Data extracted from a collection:
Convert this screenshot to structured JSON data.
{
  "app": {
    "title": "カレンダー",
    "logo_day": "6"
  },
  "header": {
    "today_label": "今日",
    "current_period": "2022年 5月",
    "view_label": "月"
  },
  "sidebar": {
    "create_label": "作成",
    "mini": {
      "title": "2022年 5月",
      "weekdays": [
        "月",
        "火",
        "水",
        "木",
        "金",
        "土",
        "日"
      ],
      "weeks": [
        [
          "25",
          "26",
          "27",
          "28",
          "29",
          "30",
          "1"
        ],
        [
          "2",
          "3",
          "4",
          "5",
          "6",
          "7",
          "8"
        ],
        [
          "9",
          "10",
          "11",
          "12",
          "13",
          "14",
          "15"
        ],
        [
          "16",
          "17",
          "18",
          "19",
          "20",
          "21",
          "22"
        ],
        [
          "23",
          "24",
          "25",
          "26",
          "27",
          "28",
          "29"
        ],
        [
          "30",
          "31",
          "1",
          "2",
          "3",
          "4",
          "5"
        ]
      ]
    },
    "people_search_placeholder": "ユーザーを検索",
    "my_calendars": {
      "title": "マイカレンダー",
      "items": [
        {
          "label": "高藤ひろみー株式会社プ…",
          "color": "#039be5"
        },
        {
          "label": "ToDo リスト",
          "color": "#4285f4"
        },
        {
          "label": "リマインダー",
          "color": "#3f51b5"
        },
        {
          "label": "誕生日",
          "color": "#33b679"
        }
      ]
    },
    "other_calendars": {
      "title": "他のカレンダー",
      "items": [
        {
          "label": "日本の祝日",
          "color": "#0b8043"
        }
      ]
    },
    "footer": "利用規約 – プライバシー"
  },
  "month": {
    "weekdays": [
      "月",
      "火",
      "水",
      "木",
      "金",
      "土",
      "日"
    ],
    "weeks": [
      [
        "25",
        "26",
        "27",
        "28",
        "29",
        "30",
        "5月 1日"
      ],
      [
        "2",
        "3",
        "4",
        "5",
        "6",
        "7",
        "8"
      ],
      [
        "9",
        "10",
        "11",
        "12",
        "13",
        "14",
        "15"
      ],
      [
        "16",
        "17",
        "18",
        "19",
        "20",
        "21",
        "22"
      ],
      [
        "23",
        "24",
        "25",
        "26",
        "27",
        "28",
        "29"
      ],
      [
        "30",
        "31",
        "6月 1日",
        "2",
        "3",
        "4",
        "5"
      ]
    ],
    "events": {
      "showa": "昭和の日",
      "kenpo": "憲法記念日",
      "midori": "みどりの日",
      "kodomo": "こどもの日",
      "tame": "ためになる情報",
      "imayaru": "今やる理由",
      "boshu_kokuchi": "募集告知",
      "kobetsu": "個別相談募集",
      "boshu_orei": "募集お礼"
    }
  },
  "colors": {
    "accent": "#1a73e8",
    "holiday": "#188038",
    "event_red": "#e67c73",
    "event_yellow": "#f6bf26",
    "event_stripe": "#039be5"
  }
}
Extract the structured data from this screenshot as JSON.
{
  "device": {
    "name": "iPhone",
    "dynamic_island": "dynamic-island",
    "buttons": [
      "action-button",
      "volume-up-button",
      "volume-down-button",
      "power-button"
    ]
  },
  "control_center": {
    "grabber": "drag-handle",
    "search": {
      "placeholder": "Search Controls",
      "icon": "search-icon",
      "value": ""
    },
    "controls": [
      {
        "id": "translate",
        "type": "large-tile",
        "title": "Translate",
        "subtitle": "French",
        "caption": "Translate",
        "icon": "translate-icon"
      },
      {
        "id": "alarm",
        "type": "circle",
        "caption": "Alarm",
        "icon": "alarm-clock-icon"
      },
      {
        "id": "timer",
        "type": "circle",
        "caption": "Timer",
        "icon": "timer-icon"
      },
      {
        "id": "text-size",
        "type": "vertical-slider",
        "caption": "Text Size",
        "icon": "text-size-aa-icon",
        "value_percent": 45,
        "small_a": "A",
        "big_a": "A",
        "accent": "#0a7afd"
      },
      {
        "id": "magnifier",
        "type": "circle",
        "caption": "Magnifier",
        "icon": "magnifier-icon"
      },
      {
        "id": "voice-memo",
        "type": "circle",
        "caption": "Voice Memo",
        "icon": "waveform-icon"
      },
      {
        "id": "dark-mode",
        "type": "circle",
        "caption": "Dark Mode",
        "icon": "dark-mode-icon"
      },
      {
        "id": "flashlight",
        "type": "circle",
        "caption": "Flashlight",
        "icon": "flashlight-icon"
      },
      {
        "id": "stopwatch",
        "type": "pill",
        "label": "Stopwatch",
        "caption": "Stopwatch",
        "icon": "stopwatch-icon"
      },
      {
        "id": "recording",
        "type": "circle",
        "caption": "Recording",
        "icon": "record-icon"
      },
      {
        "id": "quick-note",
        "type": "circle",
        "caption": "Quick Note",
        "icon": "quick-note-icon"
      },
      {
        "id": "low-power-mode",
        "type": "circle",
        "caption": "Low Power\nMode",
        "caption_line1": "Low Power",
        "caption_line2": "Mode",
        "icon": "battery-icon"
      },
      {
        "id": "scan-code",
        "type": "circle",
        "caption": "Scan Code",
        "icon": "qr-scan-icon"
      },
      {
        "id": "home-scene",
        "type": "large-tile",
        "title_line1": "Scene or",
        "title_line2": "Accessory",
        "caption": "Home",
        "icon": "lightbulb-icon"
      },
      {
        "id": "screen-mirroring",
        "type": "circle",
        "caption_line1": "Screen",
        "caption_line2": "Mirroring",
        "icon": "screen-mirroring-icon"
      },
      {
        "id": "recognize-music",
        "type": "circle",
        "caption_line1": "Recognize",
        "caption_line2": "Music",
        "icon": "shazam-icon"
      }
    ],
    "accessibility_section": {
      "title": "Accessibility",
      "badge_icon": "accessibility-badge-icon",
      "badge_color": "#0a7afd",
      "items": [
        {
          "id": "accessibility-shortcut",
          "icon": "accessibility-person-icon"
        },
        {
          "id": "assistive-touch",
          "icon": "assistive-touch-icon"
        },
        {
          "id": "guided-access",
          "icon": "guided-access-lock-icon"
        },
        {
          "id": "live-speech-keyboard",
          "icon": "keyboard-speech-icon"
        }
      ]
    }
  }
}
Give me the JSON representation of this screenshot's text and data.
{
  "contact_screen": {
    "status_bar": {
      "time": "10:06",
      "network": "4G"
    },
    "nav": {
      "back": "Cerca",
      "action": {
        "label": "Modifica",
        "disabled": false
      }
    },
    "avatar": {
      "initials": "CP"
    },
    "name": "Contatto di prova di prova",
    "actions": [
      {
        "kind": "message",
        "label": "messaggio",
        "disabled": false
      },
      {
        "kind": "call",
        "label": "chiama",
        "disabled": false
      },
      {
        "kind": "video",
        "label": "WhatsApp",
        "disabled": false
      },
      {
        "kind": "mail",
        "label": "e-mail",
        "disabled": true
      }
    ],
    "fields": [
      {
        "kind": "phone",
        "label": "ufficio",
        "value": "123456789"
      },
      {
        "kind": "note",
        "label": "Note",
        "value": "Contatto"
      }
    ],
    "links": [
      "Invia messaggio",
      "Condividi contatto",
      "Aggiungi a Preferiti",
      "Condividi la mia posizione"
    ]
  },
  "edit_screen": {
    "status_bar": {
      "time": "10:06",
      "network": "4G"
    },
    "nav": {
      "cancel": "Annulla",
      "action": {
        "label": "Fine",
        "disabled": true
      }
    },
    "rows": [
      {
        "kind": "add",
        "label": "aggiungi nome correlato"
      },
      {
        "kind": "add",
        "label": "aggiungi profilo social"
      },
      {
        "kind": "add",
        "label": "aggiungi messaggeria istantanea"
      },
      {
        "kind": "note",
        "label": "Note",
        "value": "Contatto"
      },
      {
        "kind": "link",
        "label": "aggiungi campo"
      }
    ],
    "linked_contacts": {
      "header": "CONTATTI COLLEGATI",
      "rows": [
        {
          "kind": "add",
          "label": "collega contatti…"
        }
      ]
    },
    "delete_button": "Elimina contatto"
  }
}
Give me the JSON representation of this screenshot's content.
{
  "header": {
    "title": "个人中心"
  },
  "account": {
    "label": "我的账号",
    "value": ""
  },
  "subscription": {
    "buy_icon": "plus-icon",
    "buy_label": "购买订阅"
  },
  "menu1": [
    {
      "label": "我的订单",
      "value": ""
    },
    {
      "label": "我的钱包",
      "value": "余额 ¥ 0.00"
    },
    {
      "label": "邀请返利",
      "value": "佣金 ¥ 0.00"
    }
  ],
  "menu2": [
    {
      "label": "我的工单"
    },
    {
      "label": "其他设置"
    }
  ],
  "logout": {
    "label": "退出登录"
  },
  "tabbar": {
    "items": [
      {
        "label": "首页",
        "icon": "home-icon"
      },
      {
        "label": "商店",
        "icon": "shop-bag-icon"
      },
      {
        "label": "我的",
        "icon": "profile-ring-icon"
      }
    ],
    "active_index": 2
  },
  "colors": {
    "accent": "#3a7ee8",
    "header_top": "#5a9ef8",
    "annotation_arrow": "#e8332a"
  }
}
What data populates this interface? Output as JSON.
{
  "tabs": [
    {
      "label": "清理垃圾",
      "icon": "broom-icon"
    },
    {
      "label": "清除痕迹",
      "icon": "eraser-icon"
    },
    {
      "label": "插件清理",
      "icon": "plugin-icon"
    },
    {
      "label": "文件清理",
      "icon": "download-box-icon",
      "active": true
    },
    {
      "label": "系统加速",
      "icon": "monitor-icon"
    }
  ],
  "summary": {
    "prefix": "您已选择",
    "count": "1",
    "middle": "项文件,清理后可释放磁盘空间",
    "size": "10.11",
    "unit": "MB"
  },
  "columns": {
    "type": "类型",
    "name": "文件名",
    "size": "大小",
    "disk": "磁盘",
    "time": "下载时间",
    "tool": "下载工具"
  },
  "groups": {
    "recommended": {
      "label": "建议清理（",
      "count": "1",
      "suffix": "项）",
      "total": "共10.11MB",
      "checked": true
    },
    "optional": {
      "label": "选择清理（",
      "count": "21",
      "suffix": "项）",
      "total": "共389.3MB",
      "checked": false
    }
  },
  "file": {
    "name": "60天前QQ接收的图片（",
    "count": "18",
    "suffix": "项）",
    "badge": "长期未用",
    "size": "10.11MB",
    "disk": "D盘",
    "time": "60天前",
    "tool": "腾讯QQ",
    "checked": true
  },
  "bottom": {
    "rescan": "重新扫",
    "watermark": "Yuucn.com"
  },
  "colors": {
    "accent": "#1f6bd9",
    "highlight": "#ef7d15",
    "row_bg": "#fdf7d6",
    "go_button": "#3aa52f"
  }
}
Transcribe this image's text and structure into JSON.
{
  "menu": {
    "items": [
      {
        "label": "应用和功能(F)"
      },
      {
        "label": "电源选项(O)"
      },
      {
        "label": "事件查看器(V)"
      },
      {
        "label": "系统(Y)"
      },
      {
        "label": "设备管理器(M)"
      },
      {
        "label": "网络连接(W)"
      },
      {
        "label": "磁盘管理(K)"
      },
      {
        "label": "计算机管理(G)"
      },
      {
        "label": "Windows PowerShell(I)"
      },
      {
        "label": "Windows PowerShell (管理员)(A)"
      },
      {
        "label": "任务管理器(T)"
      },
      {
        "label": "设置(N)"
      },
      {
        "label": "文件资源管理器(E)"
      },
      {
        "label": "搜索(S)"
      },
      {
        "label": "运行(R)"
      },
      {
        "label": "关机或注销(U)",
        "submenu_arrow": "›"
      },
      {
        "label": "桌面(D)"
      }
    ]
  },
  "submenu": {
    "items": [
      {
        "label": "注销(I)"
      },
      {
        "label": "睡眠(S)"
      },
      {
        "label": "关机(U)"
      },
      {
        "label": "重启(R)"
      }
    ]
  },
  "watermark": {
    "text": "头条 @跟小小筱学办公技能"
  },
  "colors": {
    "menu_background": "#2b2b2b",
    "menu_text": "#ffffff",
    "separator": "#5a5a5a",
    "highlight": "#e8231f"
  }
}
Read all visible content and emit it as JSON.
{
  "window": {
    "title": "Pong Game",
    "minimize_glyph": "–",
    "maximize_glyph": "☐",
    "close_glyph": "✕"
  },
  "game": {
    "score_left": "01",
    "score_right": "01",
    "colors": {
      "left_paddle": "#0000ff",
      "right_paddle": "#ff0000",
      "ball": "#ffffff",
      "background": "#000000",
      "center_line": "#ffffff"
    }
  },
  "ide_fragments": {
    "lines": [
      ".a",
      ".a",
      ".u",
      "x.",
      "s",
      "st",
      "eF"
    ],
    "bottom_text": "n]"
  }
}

YOUR GOAL —
Check each line of these records for the string "screenshot" and state only how many lines have it.

EXERCISE RESPONSE —
4